— START —

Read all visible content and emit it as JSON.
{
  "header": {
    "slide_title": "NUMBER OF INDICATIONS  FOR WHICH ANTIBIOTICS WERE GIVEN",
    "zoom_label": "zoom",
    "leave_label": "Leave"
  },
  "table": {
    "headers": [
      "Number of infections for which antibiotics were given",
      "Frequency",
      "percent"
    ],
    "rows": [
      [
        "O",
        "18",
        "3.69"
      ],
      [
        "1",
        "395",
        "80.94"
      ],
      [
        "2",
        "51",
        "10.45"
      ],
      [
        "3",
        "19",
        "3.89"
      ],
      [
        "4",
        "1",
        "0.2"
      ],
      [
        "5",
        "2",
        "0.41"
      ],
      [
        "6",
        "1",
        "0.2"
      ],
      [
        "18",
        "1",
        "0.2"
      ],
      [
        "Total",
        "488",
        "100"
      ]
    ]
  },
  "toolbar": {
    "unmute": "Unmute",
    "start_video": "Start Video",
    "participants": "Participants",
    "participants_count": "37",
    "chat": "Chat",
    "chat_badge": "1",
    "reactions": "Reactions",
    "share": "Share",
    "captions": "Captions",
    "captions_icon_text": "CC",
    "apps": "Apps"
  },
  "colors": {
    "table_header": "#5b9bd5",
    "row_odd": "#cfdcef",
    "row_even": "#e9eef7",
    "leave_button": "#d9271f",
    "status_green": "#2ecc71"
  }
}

— END —

In this exercise, repeat all entries exactly.

Read all visible content and emit it as JSON.
{
  "header": {
    "slide_title": "NUMBER OF INDICATIONS  FOR WHICH ANTIBIOTICS WERE GIVEN",
    "zoom_label": "zoom",
    "leave_label": "Leave"
  },
  "table": {
    "headers": [
      "Number of infections for which antibiotics were given",
      "Frequency",
      "percent"
    ],
    "rows": [
      [
        "O",
        "18",
        "3.69"
      ],
      [
        "1",
        "395",
        "80.94"
      ],
      [
        "2",
        "51",
        "10.45"
      ],
      [
        "3",
        "19",
        "3.89"
      ],
      [
        "4",
        "1",
        "0.2"
      ],
      [
        "5",
        "2",
        "0.41"
      ],
      [
        "6",
        "1",
        "0.2"
      ],
      [
        "18",
        "1",
        "0.2"
      ],
      [
        "Total",
        "488",
        "100"
      ]
    ]
  },
  "toolbar": {
    "unmute": "Unmute",
    "start_video": "Start Video",
    "participants": "Participants",
    "participants_count": "37",
    "chat": "Chat",
    "chat_badge": "1",
    "reactions": "Reactions",
    "share": "Share",
    "captions": "Captions",
    "captions_icon_text": "CC",
    "apps": "Apps"
  },
  "colors": {
    "table_header": "#5b9bd5",
    "row_odd": "#cfdcef",
    "row_even": "#e9eef7",
    "leave_button": "#d9271f",
    "status_green": "#2ecc71"
  }
}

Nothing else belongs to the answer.